Christelijke encyclopedie

F.W. Grosheide (1926)

Gepubliceerd op 08-01-2020

II. Dogmatisch

betekenis & definitie

Over de afleiding en den zin van den naam Jezus is reeds elders gehandeld, hier gaat het om de dogmatische beteekenis, die deze naam voor ons heeft, en het licht dat hij werpt over het werk van Christus. Dat licht kunnen wij echter alleen opvangen, wanneer wij tot den oorspronkelijken zin van den naam teruggaan.

Deze beduidde in Hebreeuwsch, in welke taal Jezus Jozua heeft geheeten: de Heere is heil, en op deze beteekenis moeten wij allen nadruk laten vallen. Want het feit, dat God onzen Heiland juist met dezen naam noemt, is van de hoogste waarde.

Deze naam Jozua, de Heere is heil, predikt eerst, dat in Christus de Heere, d. i. de: Ik zal zijn, Die Ik zijn zal, de trouwe Verbondsgod Zich openbaart, en Zijn openbaring van het Oude Verbond in Jezus voortgaat. Christus brengt dus niets nieuws.

## Oefeningsdoel
Pak de tekst over de naam Jezus weer op na de laatste zin en schrijf hem verder. De gegevens die hierna komen, staan helemaal los van de tekst over de naam Jezus.

## Lijsten met elementen en kaders
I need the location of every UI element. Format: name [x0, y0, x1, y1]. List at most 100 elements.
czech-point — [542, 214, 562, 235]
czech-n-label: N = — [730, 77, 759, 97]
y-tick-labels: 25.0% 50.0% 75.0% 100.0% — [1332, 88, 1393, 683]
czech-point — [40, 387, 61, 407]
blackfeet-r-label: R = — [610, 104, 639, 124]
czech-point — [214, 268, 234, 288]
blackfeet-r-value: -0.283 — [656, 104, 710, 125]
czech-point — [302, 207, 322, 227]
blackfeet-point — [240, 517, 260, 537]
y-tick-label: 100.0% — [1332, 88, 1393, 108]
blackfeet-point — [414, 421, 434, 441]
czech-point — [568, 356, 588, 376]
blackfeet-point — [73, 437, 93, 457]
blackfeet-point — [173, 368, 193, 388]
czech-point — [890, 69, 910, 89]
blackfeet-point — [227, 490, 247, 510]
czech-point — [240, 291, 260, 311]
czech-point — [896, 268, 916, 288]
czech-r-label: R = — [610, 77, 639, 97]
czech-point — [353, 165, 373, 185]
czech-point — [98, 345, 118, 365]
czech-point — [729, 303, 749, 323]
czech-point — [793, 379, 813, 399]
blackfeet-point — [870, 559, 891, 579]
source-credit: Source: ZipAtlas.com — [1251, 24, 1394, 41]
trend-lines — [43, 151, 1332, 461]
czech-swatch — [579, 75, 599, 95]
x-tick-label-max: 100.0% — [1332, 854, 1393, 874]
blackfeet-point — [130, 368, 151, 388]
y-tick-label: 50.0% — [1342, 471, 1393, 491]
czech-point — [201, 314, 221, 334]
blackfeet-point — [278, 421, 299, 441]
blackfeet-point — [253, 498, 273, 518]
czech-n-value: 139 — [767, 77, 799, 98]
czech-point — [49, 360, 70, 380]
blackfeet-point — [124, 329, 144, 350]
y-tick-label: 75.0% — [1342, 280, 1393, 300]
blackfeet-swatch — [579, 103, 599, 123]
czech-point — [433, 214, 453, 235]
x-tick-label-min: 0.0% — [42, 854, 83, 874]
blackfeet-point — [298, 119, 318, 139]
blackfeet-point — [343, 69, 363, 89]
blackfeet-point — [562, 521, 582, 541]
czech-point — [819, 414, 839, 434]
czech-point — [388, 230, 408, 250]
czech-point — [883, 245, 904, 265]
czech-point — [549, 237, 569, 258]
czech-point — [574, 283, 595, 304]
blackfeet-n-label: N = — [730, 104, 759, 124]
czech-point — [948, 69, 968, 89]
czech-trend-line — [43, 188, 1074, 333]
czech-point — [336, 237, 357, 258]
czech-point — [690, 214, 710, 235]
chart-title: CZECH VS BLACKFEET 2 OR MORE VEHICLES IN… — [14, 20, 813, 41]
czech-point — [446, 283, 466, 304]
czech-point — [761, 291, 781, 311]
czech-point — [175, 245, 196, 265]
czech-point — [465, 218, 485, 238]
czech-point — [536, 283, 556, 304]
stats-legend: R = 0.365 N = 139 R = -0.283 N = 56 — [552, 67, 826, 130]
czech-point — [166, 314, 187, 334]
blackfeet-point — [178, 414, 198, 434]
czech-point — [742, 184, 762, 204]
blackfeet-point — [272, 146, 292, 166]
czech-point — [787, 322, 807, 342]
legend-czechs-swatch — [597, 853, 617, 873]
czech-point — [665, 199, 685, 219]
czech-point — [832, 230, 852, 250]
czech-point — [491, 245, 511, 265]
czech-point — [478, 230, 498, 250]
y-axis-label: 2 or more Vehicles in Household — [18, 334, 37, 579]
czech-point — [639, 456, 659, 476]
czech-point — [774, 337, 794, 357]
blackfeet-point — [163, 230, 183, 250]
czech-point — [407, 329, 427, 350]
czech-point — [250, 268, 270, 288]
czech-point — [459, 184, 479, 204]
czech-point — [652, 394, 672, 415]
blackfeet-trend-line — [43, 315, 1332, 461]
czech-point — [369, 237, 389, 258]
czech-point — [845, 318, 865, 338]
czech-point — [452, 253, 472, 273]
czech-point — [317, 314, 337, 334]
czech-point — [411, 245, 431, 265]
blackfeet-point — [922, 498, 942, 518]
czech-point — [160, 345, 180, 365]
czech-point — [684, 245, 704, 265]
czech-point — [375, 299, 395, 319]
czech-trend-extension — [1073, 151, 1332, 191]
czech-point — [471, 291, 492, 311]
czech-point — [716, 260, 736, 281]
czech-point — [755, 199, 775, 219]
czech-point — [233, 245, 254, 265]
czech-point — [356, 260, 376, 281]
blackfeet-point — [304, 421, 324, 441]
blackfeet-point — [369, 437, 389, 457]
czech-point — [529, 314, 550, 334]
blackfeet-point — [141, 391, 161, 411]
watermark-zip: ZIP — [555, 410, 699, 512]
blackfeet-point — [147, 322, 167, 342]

## Antwoord op opdracht
Het Evangelie van het Nieuwe Testament is niet een gansch ander dan dat der Oude Bedeeling. Oud en Nieuw Verbond vormen geen contrasten, maar zijn in wezen een, en het is dezelfde Heere, Die in den tijd der schaduwen Zijn genade betoonde, als Die nu in Jezus Christus Zijn volk bezoekt met barmhartigheden. — In de tweede plaats zegt de Jezus-naam, d. i. de Heere is heil, dat nu dat heil, dat in het Oude Verbond schaduwachtig geopenbaard werd, uit de schaduwen uittreedt in het licht der vervulling, en alle beloften worden verwerkelijkt.

In Jezus is de Heere heil voor een in zonde verzonken wereld en voor al de gegevenen des Vaders, die wandelen in de schaduwen des doods, en die zaligheid gaat nu op als het licht van den nieuwen dag. — En ten derde predikt ons de Jezus-naam, d. i. de Heere is heil, dat de zaligheid, welke Jezus brengt, niet haar oorsprong vindt in Christus Zelf, maar in God. Niet de Zaligmaker doch de Heere is heil.

Jezus is niet de bron of de oorzaak der liefde Gods, maar de vrucht van ’s Heeren liefde, want alzoo lief heeft God de wereld gehad, dat Hij Zijn Zoon gegeven heeft etc. Alleen in dit licht kunnen wij den Jezus-naam verstaan en verder letten op de beteekenis, die deze naam heeft, als naam voor den Zaligmaker.

In Mattheus 1 : 21 lezen we: En zij zal een Zoon baren, en gij zult Zijn naam heeten Jezus; want Hij zal Zijn volk zalig maken van hun zonden.

En eveneens in Handelingen 4:12: En de zaligheid is in geen anderen; want er is onder den hemel geen andere naam, die onder de menschen gegeven is, door welken wij moeten zalig worden.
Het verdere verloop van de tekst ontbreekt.